[START OF Supplied information]

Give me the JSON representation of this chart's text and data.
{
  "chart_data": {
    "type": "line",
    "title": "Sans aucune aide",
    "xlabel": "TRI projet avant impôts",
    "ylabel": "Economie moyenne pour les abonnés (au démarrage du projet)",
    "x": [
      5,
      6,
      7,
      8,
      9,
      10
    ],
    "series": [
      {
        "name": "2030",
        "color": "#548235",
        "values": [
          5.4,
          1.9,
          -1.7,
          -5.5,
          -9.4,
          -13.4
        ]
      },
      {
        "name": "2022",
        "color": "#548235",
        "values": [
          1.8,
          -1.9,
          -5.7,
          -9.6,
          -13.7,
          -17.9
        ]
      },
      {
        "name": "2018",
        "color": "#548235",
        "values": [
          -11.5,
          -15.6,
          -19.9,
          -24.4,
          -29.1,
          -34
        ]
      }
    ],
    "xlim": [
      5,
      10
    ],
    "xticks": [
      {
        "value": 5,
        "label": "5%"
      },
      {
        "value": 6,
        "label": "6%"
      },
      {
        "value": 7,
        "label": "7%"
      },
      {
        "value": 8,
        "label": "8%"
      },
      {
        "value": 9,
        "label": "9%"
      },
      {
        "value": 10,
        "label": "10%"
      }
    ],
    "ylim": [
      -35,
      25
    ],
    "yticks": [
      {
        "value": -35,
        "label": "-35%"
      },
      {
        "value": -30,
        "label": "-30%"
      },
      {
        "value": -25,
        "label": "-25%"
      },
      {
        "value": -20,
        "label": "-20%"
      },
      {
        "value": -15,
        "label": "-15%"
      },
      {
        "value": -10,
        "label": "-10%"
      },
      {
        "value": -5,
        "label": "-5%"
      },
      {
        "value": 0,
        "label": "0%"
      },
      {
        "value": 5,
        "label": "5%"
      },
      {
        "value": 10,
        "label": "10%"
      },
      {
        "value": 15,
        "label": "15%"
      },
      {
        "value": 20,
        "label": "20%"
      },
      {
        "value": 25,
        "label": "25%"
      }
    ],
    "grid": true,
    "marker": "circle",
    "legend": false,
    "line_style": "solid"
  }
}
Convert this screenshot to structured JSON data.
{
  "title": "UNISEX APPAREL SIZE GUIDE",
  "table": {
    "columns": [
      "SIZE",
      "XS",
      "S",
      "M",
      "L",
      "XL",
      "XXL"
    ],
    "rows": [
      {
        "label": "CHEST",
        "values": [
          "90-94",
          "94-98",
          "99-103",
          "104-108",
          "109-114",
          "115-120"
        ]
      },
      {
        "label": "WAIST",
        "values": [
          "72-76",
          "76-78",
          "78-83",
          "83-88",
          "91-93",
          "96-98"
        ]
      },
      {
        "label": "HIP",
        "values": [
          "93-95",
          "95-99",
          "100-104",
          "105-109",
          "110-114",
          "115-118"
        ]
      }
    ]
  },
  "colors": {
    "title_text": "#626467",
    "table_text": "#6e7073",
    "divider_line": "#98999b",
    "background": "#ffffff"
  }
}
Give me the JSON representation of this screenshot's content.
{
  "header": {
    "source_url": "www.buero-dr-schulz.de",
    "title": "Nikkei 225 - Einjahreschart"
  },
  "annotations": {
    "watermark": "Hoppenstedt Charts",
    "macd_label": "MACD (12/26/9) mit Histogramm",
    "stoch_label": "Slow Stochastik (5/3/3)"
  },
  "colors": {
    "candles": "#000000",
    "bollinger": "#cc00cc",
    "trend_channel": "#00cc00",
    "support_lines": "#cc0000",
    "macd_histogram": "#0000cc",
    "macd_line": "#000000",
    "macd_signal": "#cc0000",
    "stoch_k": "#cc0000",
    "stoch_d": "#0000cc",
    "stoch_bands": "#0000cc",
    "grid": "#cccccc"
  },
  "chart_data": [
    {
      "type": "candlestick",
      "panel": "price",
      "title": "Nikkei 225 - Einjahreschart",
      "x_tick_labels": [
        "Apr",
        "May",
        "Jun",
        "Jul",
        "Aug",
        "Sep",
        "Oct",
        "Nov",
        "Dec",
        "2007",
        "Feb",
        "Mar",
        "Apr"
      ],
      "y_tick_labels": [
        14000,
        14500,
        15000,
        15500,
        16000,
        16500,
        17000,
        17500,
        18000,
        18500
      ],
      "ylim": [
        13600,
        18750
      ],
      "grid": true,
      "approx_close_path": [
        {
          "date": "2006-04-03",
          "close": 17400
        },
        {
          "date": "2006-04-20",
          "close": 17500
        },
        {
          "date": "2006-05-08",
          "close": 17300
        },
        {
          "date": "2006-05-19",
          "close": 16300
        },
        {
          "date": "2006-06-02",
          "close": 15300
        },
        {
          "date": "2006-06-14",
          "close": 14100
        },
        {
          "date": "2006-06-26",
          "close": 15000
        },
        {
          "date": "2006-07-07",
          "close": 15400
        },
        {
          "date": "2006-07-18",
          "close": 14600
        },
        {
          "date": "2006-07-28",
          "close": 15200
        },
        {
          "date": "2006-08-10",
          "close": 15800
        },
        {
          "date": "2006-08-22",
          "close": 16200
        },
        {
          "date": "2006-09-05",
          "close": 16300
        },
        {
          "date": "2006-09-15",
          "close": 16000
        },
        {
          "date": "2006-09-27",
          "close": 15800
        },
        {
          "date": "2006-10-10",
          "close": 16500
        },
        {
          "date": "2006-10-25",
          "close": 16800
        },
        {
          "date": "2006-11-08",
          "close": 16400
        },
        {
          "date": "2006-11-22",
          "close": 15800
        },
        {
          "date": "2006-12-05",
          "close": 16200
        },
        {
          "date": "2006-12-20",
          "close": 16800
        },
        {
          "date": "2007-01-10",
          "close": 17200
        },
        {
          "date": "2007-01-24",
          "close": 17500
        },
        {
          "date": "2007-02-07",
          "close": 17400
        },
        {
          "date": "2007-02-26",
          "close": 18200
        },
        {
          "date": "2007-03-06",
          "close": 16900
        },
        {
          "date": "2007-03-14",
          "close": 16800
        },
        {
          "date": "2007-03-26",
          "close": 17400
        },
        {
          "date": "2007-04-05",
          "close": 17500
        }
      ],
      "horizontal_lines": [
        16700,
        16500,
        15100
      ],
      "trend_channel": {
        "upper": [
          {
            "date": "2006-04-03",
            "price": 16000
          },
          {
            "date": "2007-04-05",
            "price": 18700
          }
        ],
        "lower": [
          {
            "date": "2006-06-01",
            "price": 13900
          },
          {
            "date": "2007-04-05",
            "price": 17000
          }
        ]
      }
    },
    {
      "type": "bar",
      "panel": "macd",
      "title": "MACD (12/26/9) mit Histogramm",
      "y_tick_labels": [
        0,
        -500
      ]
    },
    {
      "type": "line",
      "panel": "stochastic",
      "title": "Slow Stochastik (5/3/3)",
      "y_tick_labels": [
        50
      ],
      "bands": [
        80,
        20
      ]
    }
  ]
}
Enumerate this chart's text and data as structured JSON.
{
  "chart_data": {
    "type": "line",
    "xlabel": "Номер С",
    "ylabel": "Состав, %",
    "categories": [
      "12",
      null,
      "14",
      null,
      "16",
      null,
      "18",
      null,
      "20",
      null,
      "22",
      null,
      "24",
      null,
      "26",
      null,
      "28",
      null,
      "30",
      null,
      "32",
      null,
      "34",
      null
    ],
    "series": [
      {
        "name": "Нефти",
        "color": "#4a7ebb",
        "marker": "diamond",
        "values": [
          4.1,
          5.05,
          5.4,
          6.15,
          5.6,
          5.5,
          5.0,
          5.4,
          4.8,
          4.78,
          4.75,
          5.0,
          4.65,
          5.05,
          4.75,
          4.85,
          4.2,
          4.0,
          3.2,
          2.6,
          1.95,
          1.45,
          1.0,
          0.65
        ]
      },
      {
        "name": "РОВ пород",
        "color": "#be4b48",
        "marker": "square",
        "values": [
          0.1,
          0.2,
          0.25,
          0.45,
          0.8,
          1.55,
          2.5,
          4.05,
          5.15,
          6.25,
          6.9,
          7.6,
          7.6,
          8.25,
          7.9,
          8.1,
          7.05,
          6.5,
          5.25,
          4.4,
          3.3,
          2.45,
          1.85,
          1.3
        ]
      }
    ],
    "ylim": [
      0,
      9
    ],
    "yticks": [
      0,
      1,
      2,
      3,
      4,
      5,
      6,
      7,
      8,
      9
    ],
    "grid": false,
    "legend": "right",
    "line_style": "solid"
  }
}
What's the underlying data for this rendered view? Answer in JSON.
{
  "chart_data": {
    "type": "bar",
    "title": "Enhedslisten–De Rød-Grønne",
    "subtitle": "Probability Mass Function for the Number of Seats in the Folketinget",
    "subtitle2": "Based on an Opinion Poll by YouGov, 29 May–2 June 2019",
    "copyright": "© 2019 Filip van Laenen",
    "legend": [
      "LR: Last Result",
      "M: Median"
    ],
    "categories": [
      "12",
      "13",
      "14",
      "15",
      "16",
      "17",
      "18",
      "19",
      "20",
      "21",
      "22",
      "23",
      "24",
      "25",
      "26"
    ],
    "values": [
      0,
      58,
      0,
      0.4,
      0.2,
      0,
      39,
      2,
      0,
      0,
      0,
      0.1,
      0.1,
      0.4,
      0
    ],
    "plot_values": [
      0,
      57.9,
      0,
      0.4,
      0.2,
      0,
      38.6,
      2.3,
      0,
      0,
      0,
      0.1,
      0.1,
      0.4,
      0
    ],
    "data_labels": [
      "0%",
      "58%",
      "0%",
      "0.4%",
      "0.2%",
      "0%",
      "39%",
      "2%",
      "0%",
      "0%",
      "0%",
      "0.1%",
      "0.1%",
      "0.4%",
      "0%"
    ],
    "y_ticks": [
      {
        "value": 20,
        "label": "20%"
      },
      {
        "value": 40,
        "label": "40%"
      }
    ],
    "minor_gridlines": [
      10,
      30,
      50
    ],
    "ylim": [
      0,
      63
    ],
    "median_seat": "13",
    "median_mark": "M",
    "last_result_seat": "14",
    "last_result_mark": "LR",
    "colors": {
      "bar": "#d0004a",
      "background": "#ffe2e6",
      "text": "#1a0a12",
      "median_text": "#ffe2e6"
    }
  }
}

[END OF Supplied information]

▶ **Your task**
Set down exactly what runs from the line with "What's the underlying" to the last line of the data above, including both of those lines and no others.

▶ **Response to the task**
What's the underlying data for this rendered view? Answer in JSON.
{
  "chart_data": {
    "type": "bar",
    "title": "Enhedslisten–De Rød-Grønne",
    "subtitle": "Probability Mass Function for the Number of Seats in the Folketinget",
    "subtitle2": "Based on an Opinion Poll by YouGov, 29 May–2 June 2019",
    "copyright": "© 2019 Filip van Laenen",
    "legend": [
      "LR: Last Result",
      "M: Median"
    ],
    "categories": [
      "12",
      "13",
      "14",
      "15",
      "16",
      "17",
      "18",
      "19",
      "20",
      "21",
      "22",
      "23",
      "24",
      "25",
      "26"
    ],
    "values": [
      0,
      58,
      0,
      0.4,
      0.2,
      0,
      39,
      2,
      0,
      0,
      0,
      0.1,
      0.1,
      0.4,
      0
    ],
    "plot_values": [
      0,
      57.9,
      0,
      0.4,
      0.2,
      0,
      38.6,
      2.3,
      0,
      0,
      0,
      0.1,
      0.1,
      0.4,
      0
    ],
    "data_labels": [
      "0%",
      "58%",
      "0%",
      "0.4%",
      "0.2%",
      "0%",
      "39%",
      "2%",
      "0%",
      "0%",
      "0%",
      "0.1%",
      "0.1%",
      "0.4%",
      "0%"
    ],
    "y_ticks": [
      {
        "value": 20,
        "label": "20%"
      },
      {
        "value": 40,
        "label": "40%"
      }
    ],
    "minor_gridlines": [
      10,
      30,
      50
    ],
    "ylim": [
      0,
      63
    ],
    "median_seat": "13",
    "median_mark": "M",
    "last_result_seat": "14",
    "last_result_mark": "LR",
    "colors": {
      "bar": "#d0004a",
      "background": "#ffe2e6",
      "text": "#1a0a12",
      "median_text": "#ffe2e6"
    }
  }
}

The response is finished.